* Begin RECORDS FOR THE EXERCISE *
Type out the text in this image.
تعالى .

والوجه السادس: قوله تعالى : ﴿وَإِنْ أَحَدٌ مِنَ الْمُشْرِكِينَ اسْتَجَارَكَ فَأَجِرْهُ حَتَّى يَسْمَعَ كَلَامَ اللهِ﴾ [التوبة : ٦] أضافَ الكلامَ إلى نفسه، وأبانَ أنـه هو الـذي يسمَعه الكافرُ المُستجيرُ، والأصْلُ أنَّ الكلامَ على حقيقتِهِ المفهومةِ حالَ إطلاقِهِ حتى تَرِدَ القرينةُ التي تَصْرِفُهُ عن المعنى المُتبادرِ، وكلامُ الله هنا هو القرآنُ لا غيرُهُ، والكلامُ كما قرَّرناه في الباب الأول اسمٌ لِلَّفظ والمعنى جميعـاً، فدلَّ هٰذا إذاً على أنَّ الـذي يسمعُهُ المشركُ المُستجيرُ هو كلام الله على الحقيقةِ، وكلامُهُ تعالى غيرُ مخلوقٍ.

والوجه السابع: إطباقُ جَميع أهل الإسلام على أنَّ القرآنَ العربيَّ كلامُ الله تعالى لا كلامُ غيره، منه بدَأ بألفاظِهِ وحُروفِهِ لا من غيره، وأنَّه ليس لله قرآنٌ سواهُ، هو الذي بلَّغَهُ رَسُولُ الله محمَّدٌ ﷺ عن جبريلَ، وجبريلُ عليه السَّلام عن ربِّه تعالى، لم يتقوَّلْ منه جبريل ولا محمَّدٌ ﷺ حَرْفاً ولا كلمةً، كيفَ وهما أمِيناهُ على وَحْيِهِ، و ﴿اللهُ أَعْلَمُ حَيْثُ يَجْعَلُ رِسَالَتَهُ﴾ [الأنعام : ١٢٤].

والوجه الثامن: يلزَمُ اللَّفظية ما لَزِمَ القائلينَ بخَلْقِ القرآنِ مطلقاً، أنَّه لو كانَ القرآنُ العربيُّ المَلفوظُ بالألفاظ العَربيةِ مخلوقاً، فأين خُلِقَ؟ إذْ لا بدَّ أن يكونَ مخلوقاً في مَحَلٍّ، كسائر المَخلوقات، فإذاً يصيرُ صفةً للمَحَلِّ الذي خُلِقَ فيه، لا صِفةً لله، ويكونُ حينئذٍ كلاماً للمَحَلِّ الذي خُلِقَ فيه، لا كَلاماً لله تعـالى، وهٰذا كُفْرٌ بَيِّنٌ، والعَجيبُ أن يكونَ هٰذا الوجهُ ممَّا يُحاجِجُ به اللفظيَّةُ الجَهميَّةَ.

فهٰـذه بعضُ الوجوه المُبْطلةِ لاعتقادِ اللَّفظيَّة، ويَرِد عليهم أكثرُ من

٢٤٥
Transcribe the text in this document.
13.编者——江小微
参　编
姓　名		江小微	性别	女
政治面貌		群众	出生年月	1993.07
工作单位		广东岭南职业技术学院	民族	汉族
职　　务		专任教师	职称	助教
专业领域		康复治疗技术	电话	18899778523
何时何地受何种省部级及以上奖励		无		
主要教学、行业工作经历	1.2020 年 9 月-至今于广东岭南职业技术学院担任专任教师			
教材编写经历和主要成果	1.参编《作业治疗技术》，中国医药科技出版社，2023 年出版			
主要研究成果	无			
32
* End RECORDS FOR THE EXERCISE *
**DO THIS:** Transcribe the material above in its entirety. Match it exactly.

**WRITTEN REPLY:**
Type out the text in this image.
تعالى .

والوجه السادس: قوله تعالى : ﴿وَإِنْ أَحَدٌ مِنَ الْمُشْرِكِينَ اسْتَجَارَكَ فَأَجِرْهُ حَتَّى يَسْمَعَ كَلَامَ اللهِ﴾ [التوبة : ٦] أضافَ الكلامَ إلى نفسه، وأبانَ أنـه هو الـذي يسمَعه الكافرُ المُستجيرُ، والأصْلُ أنَّ الكلامَ على حقيقتِهِ المفهومةِ حالَ إطلاقِهِ حتى تَرِدَ القرينةُ التي تَصْرِفُهُ عن المعنى المُتبادرِ، وكلامُ الله هنا هو القرآنُ لا غيرُهُ، والكلامُ كما قرَّرناه في الباب الأول اسمٌ لِلَّفظ والمعنى جميعـاً، فدلَّ هٰذا إذاً على أنَّ الـذي يسمعُهُ المشركُ المُستجيرُ هو كلام الله على الحقيقةِ، وكلامُهُ تعالى غيرُ مخلوقٍ.

والوجه السابع: إطباقُ جَميع أهل الإسلام على أنَّ القرآنَ العربيَّ كلامُ الله تعالى لا كلامُ غيره، منه بدَأ بألفاظِهِ وحُروفِهِ لا من غيره، وأنَّه ليس لله قرآنٌ سواهُ، هو الذي بلَّغَهُ رَسُولُ الله محمَّدٌ ﷺ عن جبريلَ، وجبريلُ عليه السَّلام عن ربِّه تعالى، لم يتقوَّلْ منه جبريل ولا محمَّدٌ ﷺ حَرْفاً ولا كلمةً، كيفَ وهما أمِيناهُ على وَحْيِهِ، و ﴿اللهُ أَعْلَمُ حَيْثُ يَجْعَلُ رِسَالَتَهُ﴾ [الأنعام : ١٢٤].

والوجه الثامن: يلزَمُ اللَّفظية ما لَزِمَ القائلينَ بخَلْقِ القرآنِ مطلقاً، أنَّه لو كانَ القرآنُ العربيُّ المَلفوظُ بالألفاظ العَربيةِ مخلوقاً، فأين خُلِقَ؟ إذْ لا بدَّ أن يكونَ مخلوقاً في مَحَلٍّ، كسائر المَخلوقات، فإذاً يصيرُ صفةً للمَحَلِّ الذي خُلِقَ فيه، لا صِفةً لله، ويكونُ حينئذٍ كلاماً للمَحَلِّ الذي خُلِقَ فيه، لا كَلاماً لله تعـالى، وهٰذا كُفْرٌ بَيِّنٌ، والعَجيبُ أن يكونَ هٰذا الوجهُ ممَّا يُحاجِجُ به اللفظيَّةُ الجَهميَّةَ.

فهٰـذه بعضُ الوجوه المُبْطلةِ لاعتقادِ اللَّفظيَّة، ويَرِد عليهم أكثرُ من

٢٤٥
Transcribe the text in this document.
13.编者——江小微
参　编
姓　名		江小微	性别	女
政治面貌		群众	出生年月	1993.07
工作单位		广东岭南职业技术学院	民族	汉族
职　　务		专任教师	职称	助教
专业领域		康复治疗技术	电话	18899778523
何时何地受何种省部级及以上奖励		无		
主要教学、行业工作经历	1.2020 年 9 月-至今于广东岭南职业技术学院担任专任教师			
教材编写经历和主要成果	1.参编《作业治疗技术》，中国医药科技出版社，2023 年出版			
主要研究成果	无			
32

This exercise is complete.